(Records contained in a dataset)
>> Begin

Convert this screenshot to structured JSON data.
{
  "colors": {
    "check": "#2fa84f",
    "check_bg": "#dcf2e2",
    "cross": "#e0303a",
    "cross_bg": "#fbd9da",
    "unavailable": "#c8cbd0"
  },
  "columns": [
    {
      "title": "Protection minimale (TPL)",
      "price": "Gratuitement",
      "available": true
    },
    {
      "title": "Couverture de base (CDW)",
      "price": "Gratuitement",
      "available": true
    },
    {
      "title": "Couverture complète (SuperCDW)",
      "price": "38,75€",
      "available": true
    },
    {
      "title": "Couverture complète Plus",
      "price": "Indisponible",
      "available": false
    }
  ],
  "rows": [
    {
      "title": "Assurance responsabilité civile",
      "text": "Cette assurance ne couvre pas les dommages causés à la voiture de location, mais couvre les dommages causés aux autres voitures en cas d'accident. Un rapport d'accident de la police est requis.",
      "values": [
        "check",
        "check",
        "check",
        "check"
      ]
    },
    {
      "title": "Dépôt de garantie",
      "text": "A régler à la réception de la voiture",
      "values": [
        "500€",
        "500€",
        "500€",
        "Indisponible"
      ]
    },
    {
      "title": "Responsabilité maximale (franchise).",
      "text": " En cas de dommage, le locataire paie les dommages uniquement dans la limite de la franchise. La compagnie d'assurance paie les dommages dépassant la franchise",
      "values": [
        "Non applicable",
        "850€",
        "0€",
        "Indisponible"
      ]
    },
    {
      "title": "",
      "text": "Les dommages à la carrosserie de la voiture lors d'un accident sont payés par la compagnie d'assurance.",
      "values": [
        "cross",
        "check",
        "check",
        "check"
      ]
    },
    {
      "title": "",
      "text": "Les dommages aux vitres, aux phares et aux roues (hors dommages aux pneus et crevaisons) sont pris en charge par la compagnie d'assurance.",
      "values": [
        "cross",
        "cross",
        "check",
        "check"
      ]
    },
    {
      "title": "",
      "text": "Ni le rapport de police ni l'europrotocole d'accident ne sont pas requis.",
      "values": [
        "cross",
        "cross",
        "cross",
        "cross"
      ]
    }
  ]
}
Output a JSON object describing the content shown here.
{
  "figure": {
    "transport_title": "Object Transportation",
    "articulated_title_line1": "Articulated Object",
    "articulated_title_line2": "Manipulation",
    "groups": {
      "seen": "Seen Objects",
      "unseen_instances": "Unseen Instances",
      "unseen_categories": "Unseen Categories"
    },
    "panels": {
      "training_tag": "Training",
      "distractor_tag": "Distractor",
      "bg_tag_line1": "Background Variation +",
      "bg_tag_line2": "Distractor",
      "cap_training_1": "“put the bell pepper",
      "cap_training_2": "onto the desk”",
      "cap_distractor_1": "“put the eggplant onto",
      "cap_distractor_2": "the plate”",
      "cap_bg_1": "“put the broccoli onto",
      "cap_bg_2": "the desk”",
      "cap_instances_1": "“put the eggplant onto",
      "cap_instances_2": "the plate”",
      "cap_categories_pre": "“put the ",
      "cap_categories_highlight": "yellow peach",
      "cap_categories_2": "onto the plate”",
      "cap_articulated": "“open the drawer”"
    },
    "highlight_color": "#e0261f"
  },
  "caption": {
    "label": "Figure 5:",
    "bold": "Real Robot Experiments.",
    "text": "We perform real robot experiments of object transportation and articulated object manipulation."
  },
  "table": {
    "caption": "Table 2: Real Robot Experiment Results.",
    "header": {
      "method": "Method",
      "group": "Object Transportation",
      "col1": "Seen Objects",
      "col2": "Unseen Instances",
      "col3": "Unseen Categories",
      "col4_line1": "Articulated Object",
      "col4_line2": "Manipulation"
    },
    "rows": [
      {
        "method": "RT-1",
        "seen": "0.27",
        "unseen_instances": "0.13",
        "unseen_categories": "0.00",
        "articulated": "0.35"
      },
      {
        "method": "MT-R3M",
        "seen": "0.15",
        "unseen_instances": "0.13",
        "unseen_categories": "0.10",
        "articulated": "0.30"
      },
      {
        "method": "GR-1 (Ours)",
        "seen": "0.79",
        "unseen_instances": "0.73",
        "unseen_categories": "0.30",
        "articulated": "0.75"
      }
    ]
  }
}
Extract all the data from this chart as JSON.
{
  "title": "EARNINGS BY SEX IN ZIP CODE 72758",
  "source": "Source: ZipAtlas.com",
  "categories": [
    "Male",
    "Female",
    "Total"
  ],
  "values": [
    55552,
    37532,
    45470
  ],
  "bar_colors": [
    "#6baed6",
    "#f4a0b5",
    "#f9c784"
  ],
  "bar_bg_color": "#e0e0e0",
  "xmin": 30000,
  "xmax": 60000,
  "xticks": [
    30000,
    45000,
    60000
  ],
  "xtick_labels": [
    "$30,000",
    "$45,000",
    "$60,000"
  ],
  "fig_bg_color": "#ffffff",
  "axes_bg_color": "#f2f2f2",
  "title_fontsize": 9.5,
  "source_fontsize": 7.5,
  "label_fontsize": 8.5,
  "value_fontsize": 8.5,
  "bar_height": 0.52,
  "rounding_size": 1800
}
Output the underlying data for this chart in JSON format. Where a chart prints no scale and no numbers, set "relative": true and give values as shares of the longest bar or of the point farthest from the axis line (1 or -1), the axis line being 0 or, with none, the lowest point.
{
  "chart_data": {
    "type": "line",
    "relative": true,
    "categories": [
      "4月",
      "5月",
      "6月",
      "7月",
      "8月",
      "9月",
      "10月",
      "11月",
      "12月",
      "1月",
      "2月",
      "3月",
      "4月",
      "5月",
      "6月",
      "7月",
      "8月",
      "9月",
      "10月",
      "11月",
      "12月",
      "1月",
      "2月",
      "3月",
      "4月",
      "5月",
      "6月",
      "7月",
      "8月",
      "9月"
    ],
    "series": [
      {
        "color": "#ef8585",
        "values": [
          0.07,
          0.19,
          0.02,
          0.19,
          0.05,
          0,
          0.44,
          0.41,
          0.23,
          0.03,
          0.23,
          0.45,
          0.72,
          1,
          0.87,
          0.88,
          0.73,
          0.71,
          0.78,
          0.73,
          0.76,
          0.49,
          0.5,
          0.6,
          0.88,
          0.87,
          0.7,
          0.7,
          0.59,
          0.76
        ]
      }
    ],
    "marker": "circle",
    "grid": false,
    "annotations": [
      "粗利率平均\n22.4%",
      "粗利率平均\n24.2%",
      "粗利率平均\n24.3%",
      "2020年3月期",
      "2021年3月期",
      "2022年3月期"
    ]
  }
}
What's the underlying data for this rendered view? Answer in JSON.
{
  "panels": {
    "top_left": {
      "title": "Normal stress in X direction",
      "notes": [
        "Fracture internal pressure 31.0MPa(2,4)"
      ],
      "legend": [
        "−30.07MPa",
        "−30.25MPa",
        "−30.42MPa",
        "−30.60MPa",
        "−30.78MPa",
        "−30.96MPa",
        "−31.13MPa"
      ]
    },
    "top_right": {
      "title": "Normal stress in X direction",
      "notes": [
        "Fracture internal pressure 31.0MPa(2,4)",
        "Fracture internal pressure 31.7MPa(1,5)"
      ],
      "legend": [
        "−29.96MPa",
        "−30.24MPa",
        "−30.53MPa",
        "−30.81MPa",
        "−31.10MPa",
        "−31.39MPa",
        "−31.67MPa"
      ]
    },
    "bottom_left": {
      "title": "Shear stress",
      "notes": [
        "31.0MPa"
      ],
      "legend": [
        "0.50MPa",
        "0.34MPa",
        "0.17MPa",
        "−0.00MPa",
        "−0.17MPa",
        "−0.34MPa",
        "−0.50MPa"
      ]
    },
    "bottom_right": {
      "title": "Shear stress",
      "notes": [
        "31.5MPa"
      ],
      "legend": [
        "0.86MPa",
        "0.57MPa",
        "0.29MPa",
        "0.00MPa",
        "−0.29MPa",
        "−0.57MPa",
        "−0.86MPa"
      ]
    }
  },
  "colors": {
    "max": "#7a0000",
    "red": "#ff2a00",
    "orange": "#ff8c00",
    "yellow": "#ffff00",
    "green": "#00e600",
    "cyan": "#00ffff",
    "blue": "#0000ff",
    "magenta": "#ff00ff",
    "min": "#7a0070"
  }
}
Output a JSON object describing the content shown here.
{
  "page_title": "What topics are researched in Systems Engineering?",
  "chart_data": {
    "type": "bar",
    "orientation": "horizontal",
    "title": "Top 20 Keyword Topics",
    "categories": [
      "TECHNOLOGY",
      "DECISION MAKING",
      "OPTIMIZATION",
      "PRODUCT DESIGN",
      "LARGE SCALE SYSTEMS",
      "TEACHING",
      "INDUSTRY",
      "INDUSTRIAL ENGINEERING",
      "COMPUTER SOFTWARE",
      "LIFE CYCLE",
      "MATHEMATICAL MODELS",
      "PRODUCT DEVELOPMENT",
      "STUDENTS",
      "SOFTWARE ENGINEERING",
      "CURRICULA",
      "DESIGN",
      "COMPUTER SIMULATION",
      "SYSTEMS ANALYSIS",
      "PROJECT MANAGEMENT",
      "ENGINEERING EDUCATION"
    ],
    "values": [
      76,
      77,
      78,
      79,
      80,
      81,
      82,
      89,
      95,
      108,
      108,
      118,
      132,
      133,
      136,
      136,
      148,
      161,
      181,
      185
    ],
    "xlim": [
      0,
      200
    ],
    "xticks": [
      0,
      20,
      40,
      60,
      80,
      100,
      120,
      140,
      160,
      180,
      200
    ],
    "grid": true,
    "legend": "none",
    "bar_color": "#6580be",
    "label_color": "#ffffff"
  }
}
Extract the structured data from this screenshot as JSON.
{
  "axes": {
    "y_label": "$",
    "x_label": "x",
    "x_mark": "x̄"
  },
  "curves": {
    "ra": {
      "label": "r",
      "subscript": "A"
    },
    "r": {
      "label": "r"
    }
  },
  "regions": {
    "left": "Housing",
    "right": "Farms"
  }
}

>> End

WHAT YOU NEED TO DO: Looking at the records above, say how many lines hold the string "text". Write nothing but the number.

FINISHED EXERCISE: 7